### WRITTEN TASK
The data below is to be returned in full and exactly.

### PROVIDED ENTRIES
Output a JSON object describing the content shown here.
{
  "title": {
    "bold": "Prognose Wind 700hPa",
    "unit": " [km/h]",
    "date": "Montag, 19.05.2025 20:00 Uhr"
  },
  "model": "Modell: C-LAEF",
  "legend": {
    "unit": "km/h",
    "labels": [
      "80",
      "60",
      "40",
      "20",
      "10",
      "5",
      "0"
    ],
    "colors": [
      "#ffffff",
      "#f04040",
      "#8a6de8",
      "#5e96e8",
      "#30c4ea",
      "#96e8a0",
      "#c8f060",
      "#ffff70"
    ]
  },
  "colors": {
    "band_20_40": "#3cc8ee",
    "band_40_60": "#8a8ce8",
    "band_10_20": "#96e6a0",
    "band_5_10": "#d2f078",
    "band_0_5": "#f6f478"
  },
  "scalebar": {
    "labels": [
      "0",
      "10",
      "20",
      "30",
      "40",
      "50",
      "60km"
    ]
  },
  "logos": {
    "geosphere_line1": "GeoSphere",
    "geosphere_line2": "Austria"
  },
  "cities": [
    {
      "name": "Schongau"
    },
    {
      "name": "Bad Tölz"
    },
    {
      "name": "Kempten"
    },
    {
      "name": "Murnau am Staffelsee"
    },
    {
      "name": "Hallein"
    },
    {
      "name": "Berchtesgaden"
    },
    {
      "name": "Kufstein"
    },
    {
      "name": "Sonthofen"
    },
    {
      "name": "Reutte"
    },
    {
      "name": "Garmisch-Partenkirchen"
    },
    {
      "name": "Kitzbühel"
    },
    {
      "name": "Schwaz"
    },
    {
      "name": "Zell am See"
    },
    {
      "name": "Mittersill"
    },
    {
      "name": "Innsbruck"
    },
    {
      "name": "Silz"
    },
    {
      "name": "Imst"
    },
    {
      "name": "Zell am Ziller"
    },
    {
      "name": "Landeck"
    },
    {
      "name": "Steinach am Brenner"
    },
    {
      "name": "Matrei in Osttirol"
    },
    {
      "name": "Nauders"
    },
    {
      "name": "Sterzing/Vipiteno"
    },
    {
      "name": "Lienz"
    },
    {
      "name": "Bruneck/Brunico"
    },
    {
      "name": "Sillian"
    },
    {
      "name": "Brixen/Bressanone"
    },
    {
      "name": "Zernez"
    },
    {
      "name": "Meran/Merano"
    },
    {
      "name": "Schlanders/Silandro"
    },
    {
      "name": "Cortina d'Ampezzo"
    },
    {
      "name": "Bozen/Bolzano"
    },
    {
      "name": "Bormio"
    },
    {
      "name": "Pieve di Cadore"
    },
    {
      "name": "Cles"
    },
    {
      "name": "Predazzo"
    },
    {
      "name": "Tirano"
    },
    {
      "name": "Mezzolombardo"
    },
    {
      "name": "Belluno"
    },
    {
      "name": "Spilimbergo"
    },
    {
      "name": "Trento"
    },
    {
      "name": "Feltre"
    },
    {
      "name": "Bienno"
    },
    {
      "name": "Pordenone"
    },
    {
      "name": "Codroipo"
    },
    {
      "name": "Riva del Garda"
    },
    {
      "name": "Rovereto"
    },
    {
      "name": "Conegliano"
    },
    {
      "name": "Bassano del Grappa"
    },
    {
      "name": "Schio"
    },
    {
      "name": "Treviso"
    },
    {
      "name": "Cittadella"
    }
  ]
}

### FULL RESPONSE
Output a JSON object describing the content shown here.
{
  "title": {
    "bold": "Prognose Wind 700hPa",
    "unit": " [km/h]",
    "date": "Montag, 19.05.2025 20:00 Uhr"
  },
  "model": "Modell: C-LAEF",
  "legend": {
    "unit": "km/h",
    "labels": [
      "80",
      "60",
      "40",
      "20",
      "10",
      "5",
      "0"
    ],
    "colors": [
      "#ffffff",
      "#f04040",
      "#8a6de8",
      "#5e96e8",
      "#30c4ea",
      "#96e8a0",
      "#c8f060",
      "#ffff70"
    ]
  },
  "colors": {
    "band_20_40": "#3cc8ee",
    "band_40_60": "#8a8ce8",
    "band_10_20": "#96e6a0",
    "band_5_10": "#d2f078",
    "band_0_5": "#f6f478"
  },
  "scalebar": {
    "labels": [
      "0",
      "10",
      "20",
      "30",
      "40",
      "50",
      "60km"
    ]
  },
  "logos": {
    "geosphere_line1": "GeoSphere",
    "geosphere_line2": "Austria"
  },
  "cities": [
    {
      "name": "Schongau"
    },
    {
      "name": "Bad Tölz"
    },
    {
      "name": "Kempten"
    },
    {
      "name": "Murnau am Staffelsee"
    },
    {
      "name": "Hallein"
    },
    {
      "name": "Berchtesgaden"
    },
    {
      "name": "Kufstein"
    },
    {
      "name": "Sonthofen"
    },
    {
      "name": "Reutte"
    },
    {
      "name": "Garmisch-Partenkirchen"
    },
    {
      "name": "Kitzbühel"
    },
    {
      "name": "Schwaz"
    },
    {
      "name": "Zell am See"
    },
    {
      "name": "Mittersill"
    },
    {
      "name": "Innsbruck"
    },
    {
      "name": "Silz"
    },
    {
      "name": "Imst"
    },
    {
      "name": "Zell am Ziller"
    },
    {
      "name": "Landeck"
    },
    {
      "name": "Steinach am Brenner"
    },
    {
      "name": "Matrei in Osttirol"
    },
    {
      "name": "Nauders"
    },
    {
      "name": "Sterzing/Vipiteno"
    },
    {
      "name": "Lienz"
    },
    {
      "name": "Bruneck/Brunico"
    },
    {
      "name": "Sillian"
    },
    {
      "name": "Brixen/Bressanone"
    },
    {
      "name": "Zernez"
    },
    {
      "name": "Meran/Merano"
    },
    {
      "name": "Schlanders/Silandro"
    },
    {
      "name": "Cortina d'Ampezzo"
    },
    {
      "name": "Bozen/Bolzano"
    },
    {
      "name": "Bormio"
    },
    {
      "name": "Pieve di Cadore"
    },
    {
      "name": "Cles"
    },
    {
      "name": "Predazzo"
    },
    {
      "name": "Tirano"
    },
    {
      "name": "Mezzolombardo"
    },
    {
      "name": "Belluno"
    },
    {
      "name": "Spilimbergo"
    },
    {
      "name": "Trento"
    },
    {
      "name": "Feltre"
    },
    {
      "name": "Bienno"
    },
    {
      "name": "Pordenone"
    },
    {
      "name": "Codroipo"
    },
    {
      "name": "Riva del Garda"
    },
    {
      "name": "Rovereto"
    },
    {
      "name": "Conegliano"
    },
    {
      "name": "Bassano del Grappa"
    },
    {
      "name": "Schio"
    },
    {
      "name": "Treviso"
    },
    {
      "name": "Cittadella"
    }
  ]
}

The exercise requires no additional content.